• WHAT YOU WILL DO
Transcribe the entries below exactly; leave every image out.

• SOURCE RECORDS
......
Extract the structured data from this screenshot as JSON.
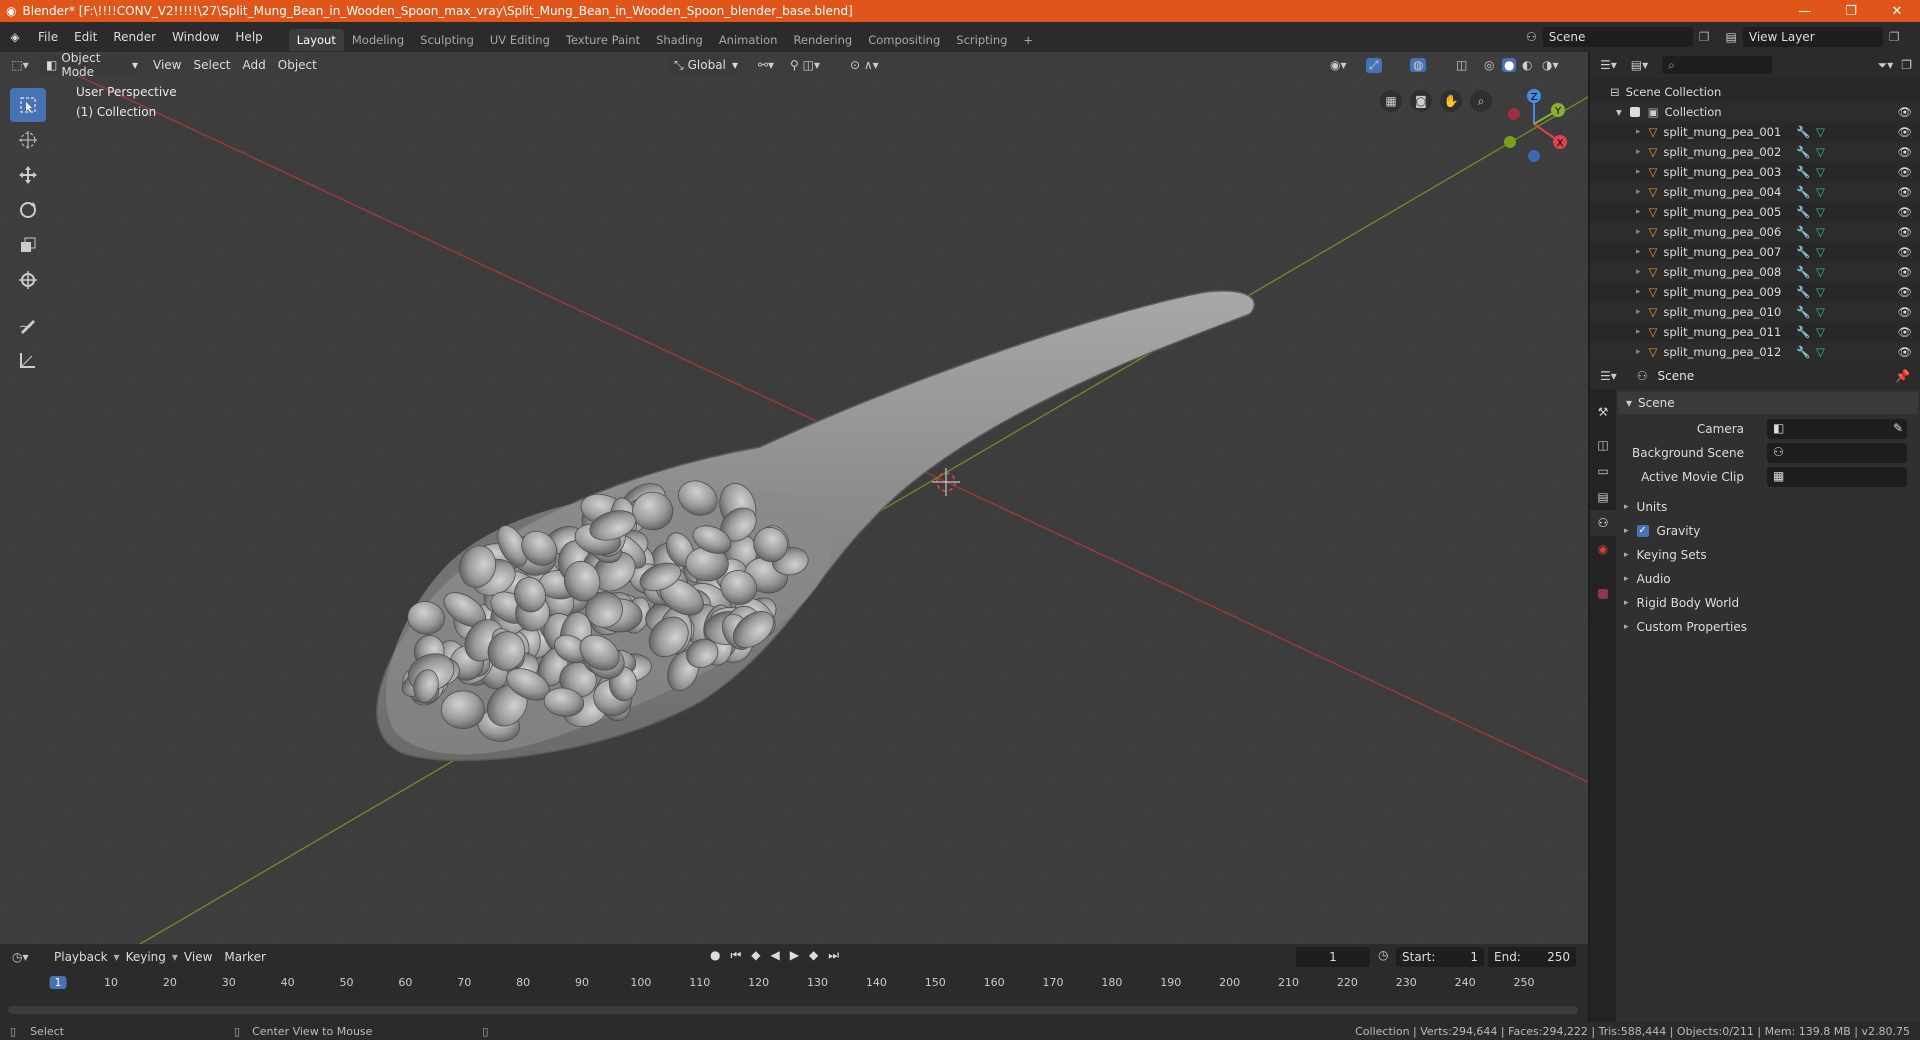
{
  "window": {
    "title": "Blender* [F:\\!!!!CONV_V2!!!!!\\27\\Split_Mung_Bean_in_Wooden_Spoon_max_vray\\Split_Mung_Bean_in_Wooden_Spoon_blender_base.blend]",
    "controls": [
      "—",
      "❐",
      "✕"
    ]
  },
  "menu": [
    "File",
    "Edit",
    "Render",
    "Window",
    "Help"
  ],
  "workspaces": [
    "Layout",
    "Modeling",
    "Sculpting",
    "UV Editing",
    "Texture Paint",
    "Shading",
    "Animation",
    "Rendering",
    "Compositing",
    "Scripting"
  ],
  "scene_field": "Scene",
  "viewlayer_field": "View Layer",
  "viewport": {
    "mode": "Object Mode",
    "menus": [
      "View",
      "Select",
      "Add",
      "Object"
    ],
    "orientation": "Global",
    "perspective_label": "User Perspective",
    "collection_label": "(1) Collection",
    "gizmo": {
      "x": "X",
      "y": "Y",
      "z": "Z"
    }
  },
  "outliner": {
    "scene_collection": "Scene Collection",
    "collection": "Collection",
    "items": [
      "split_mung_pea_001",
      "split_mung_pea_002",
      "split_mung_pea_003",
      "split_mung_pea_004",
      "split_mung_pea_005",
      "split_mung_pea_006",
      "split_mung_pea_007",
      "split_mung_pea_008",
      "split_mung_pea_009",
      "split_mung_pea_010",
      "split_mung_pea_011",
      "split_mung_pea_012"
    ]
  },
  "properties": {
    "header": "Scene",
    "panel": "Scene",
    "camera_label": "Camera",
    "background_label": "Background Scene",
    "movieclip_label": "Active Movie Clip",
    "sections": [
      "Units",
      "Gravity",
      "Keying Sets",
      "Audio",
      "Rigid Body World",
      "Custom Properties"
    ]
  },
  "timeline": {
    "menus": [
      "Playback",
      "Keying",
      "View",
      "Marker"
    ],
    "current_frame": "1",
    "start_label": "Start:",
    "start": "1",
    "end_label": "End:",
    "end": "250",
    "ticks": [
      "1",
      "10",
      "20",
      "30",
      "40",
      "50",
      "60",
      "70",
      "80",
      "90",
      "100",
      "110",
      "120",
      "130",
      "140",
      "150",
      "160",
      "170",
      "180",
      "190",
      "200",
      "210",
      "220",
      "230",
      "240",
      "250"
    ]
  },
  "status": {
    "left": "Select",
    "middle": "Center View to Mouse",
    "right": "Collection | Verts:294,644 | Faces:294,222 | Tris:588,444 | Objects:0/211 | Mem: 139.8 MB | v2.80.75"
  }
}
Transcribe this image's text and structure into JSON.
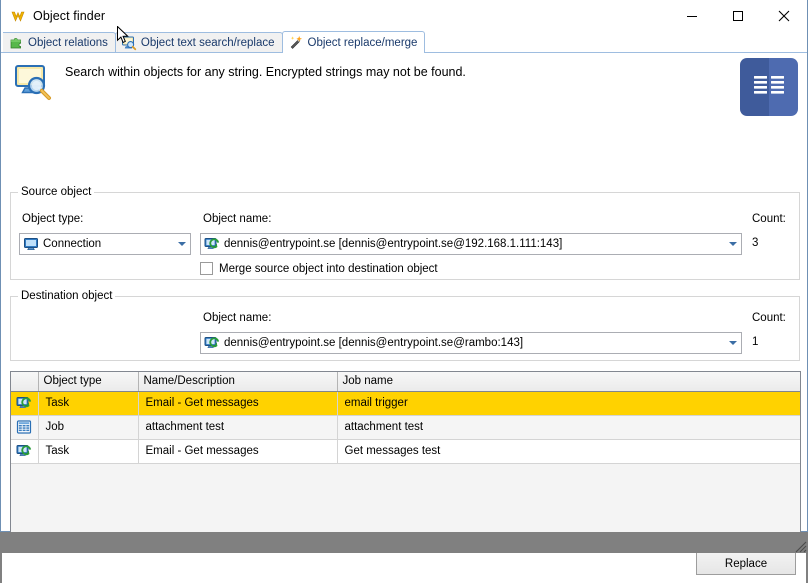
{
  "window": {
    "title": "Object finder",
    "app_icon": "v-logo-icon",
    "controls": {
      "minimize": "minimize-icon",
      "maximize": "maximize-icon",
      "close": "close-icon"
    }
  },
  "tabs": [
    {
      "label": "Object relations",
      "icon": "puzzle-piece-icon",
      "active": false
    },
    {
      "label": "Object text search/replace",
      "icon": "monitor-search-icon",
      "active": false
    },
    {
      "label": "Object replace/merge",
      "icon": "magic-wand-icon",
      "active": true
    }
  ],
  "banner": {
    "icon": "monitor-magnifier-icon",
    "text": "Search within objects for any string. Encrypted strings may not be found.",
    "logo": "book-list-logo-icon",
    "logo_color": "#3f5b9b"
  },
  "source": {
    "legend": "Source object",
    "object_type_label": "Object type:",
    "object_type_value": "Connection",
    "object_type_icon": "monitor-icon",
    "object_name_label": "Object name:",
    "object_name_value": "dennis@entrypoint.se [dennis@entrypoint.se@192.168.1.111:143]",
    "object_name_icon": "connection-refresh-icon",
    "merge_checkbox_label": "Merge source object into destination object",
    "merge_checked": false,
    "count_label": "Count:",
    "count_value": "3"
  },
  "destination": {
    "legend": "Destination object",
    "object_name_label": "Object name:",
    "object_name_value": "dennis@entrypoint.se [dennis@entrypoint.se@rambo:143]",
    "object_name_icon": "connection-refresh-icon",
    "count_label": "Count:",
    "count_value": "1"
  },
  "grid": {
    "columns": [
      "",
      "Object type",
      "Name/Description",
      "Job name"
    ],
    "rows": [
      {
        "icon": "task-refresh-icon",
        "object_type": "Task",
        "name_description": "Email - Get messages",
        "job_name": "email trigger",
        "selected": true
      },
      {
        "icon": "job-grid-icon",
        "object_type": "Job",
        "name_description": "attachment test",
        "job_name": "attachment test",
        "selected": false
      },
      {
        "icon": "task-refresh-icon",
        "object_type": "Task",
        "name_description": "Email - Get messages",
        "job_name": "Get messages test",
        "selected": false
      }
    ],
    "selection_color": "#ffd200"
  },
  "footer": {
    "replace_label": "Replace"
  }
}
......
• EXERCISE SOLUTION
Extract the structured data from this screenshot as JSON.
{
  "window": {
    "title": "Blender* [F:\\!!!!CONV_V2!!!!!\\27\\Split_Mung_Bean_in_Wooden_Spoon_max_vray\\Split_Mung_Bean_in_Wooden_Spoon_blender_base.blend]",
    "controls": [
      "—",
      "❐",
      "✕"
    ]
  },
  "menu": [
    "File",
    "Edit",
    "Render",
    "Window",
    "Help"
  ],
  "workspaces": [
    "Layout",
    "Modeling",
    "Sculpting",
    "UV Editing",
    "Texture Paint",
    "Shading",
    "Animation",
    "Rendering",
    "Compositing",
    "Scripting"
  ],
  "scene_field": "Scene",
  "viewlayer_field": "View Layer",
  "viewport": {
    "mode": "Object Mode",
    "menus": [
      "View",
      "Select",
      "Add",
      "Object"
    ],
    "orientation": "Global",
    "perspective_label": "User Perspective",
    "collection_label": "(1) Collection",
    "gizmo": {
      "x": "X",
      "y": "Y",
      "z": "Z"
    }
  },
  "outliner": {
    "scene_collection": "Scene Collection",
    "collection": "Collection",
    "items": [
      "split_mung_pea_001",
      "split_mung_pea_002",
      "split_mung_pea_003",
      "split_mung_pea_004",
      "split_mung_pea_005",
      "split_mung_pea_006",
      "split_mung_pea_007",
      "split_mung_pea_008",
      "split_mung_pea_009",
      "split_mung_pea_010",
      "split_mung_pea_011",
      "split_mung_pea_012"
    ]
  },
  "properties": {
    "header": "Scene",
    "panel": "Scene",
    "camera_label": "Camera",
    "background_label": "Background Scene",
    "movieclip_label": "Active Movie Clip",
    "sections": [
      "Units",
      "Gravity",
      "Keying Sets",
      "Audio",
      "Rigid Body World",
      "Custom Properties"
    ]
  },
  "timeline": {
    "menus": [
      "Playback",
      "Keying",
      "View",
      "Marker"
    ],
    "current_frame": "1",
    "start_label": "Start:",
    "start": "1",
    "end_label": "End:",
    "end": "250",
    "ticks": [
      "1",
      "10",
      "20",
      "30",
      "40",
      "50",
      "60",
      "70",
      "80",
      "90",
      "100",
      "110",
      "120",
      "130",
      "140",
      "150",
      "160",
      "170",
      "180",
      "190",
      "200",
      "210",
      "220",
      "230",
      "240",
      "250"
    ]
  },
  "status": {
    "left": "Select",
    "middle": "Center View to Mouse",
    "right": "Collection | Verts:294,644 | Faces:294,222 | Tris:588,444 | Objects:0/211 | Mem: 139.8 MB | v2.80.75"
  }
}
Transcribe this image's text and structure into JSON.
{
  "window": {
    "title": "Object finder",
    "app_icon": "v-logo-icon",
    "controls": {
      "minimize": "minimize-icon",
      "maximize": "maximize-icon",
      "close": "close-icon"
    }
  },
  "tabs": [
    {
      "label": "Object relations",
      "icon": "puzzle-piece-icon",
      "active": false
    },
    {
      "label": "Object text search/replace",
      "icon": "monitor-search-icon",
      "active": false
    },
    {
      "label": "Object replace/merge",
      "icon": "magic-wand-icon",
      "active": true
    }
  ],
  "banner": {
    "icon": "monitor-magnifier-icon",
    "text": "Search within objects for any string. Encrypted strings may not be found.",
    "logo": "book-list-logo-icon",
    "logo_color": "#3f5b9b"
  },
  "source": {
    "legend": "Source object",
    "object_type_label": "Object type:",
    "object_type_value": "Connection",
    "object_type_icon": "monitor-icon",
    "object_name_label": "Object name:",
    "object_name_value": "dennis@entrypoint.se [dennis@entrypoint.se@192.168.1.111:143]",
    "object_name_icon": "connection-refresh-icon",
    "merge_checkbox_label": "Merge source object into destination object",
    "merge_checked": false,
    "count_label": "Count:",
    "count_value": "3"
  },
  "destination": {
    "legend": "Destination object",
    "object_name_label": "Object name:",
    "object_name_value": "dennis@entrypoint.se [dennis@entrypoint.se@rambo:143]",
    "object_name_icon": "connection-refresh-icon",
    "count_label": "Count:",
    "count_value": "1"
  },
  "grid": {
    "columns": [
      "",
      "Object type",
      "Name/Description",
      "Job name"
    ],
    "rows": [
      {
        "icon": "task-refresh-icon",
        "object_type": "Task",
        "name_description": "Email - Get messages",
        "job_name": "email trigger",
        "selected": true
      },
      {
        "icon": "job-grid-icon",
        "object_type": "Job",
        "name_description": "attachment test",
        "job_name": "attachment test",
        "selected": false
      },
      {
        "icon": "task-refresh-icon",
        "object_type": "Task",
        "name_description": "Email - Get messages",
        "job_name": "Get messages test",
        "selected": false
      }
    ],
    "selection_color": "#ffd200"
  },
  "footer": {
    "replace_label": "Replace"
  }
}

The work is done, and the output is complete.